:: Exercise brief ::
Wherever the word "предоставления" appears in a line, extract that line.

───── Provided records ─────

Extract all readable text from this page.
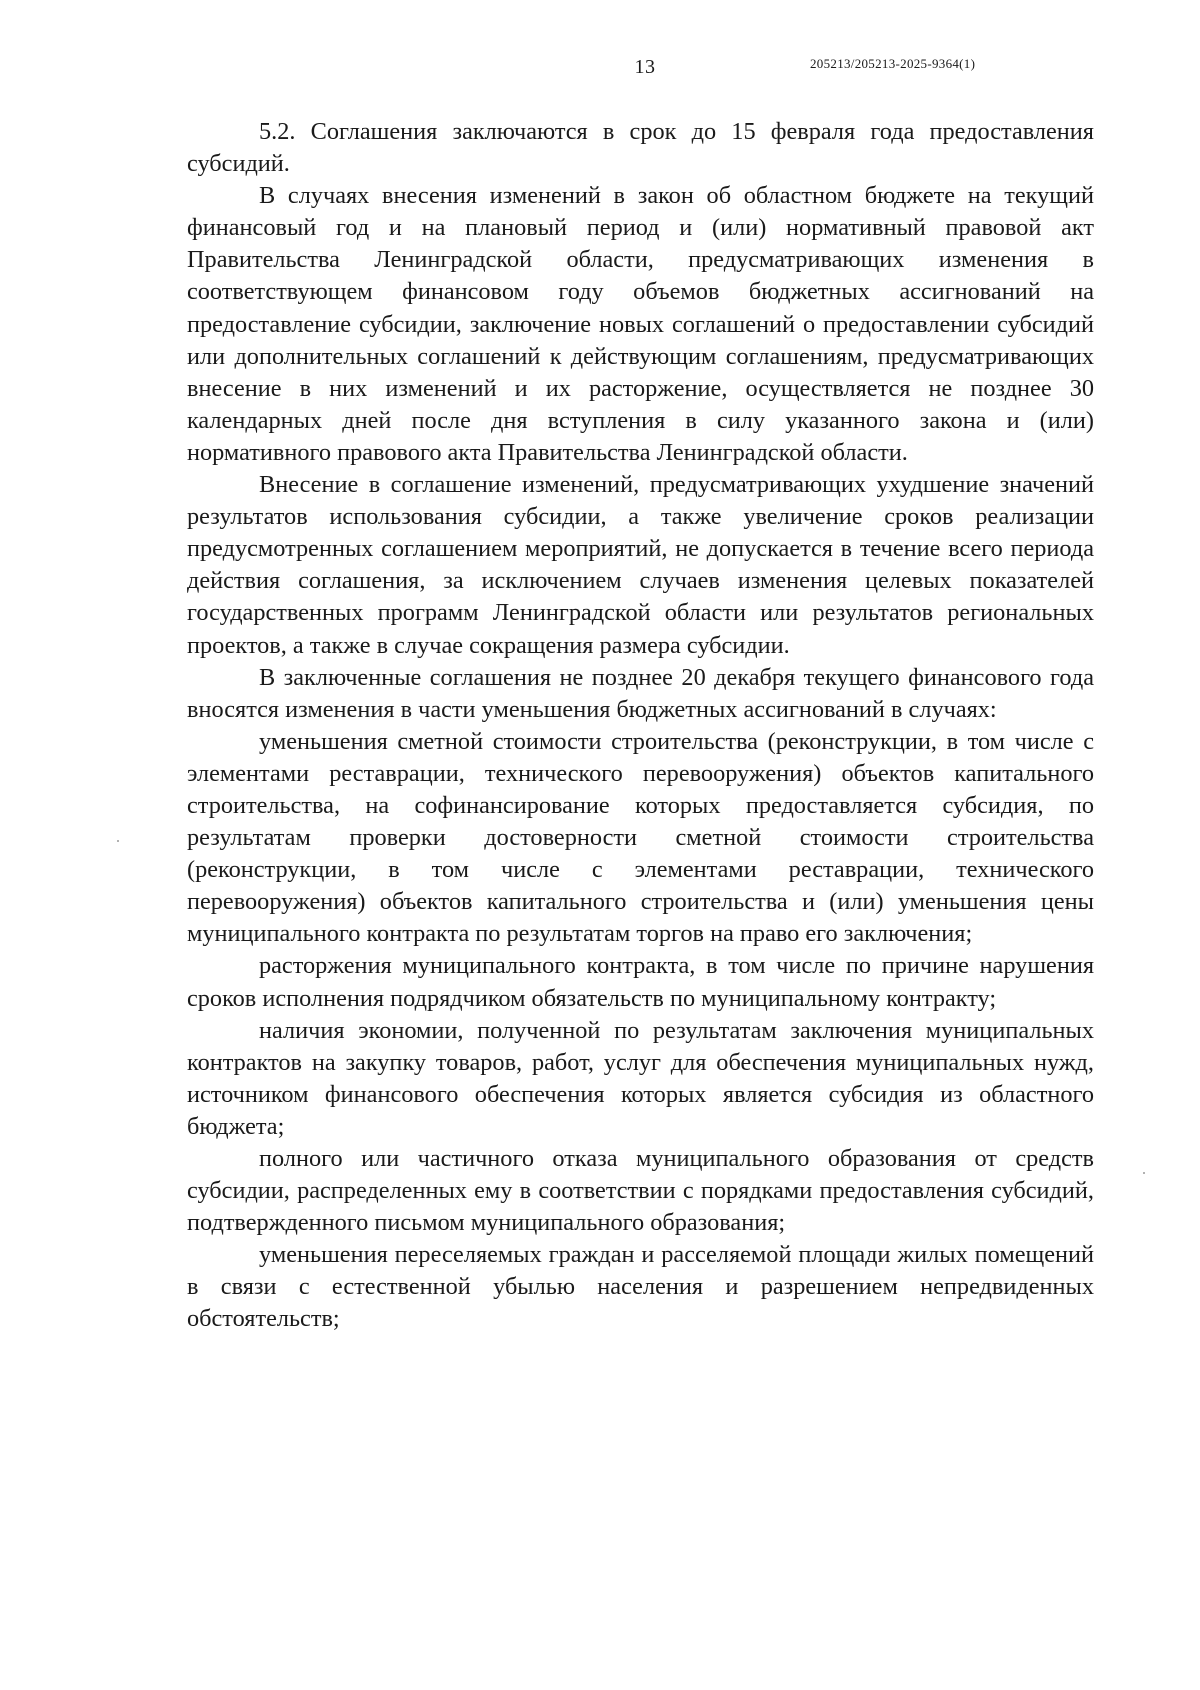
13	205213/205213-2025-9364(1)

5.2. Соглашения заключаются в срок до 15 февраля года предоставления субсидий.

В случаях внесения изменений в закон об областном бюджете на текущий финансовый год и на плановый период и (или) нормативный правовой акт Правительства Ленинградской области, предусматривающих изменения в соответствующем финансовом году объемов бюджетных ассигнований на предоставление субсидии, заключение новых соглашений о предоставлении субсидий или дополнительных соглашений к действующим соглашениям, предусматривающих внесение в них изменений и их расторжение, осуществляется не позднее 30 календарных дней после дня вступления в силу указанного закона и (или) нормативного правового акта Правительства Ленинградской области.

Внесение в соглашение изменений, предусматривающих ухудшение значений результатов использования субсидии, а также увеличение сроков реализации предусмотренных соглашением мероприятий, не допускается в течение всего периода действия соглашения, за исключением случаев изменения целевых показателей государственных программ Ленинградской области или результатов региональных проектов, а также в случае сокращения размера субсидии.

В заключенные соглашения не позднее 20 декабря текущего финансового года вносятся изменения в части уменьшения бюджетных ассигнований в случаях:

уменьшения сметной стоимости строительства (реконструкции, в том числе с элементами реставрации, технического перевооружения) объектов капитального строительства, на софинансирование которых предоставляется субсидия, по результатам проверки достоверности сметной стоимости строительства (реконструкции, в том числе с элементами реставрации, технического перевооружения) объектов капитального строительства и (или) уменьшения цены муниципального контракта по результатам торгов на право его заключения;

расторжения муниципального контракта, в том числе по причине нарушения сроков исполнения подрядчиком обязательств по муниципальному контракту;

наличия экономии, полученной по результатам заключения муниципальных контрактов на закупку товаров, работ, услуг для обеспечения муниципальных нужд, источником финансового обеспечения которых является субсидия из областного бюджета;

полного или частичного отказа муниципального образования от средств субсидии, распределенных ему в соответствии с порядками предоставления субсидий, подтвержденного письмом муниципального образования;

уменьшения переселяемых граждан и расселяемой площади жилых помещений в связи с естественной убылью населения и разрешением непредвиденных обстоятельств;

─────

:: Full solution ::
5.2. Соглашения заключаются в срок до 15 февраля года предоставления субсидий.
полного или частичного отказа муниципального образования от средств субсидии, распределенных ему в соответствии с порядками предоставления субсидий, подтвержденного письмом муниципального образования;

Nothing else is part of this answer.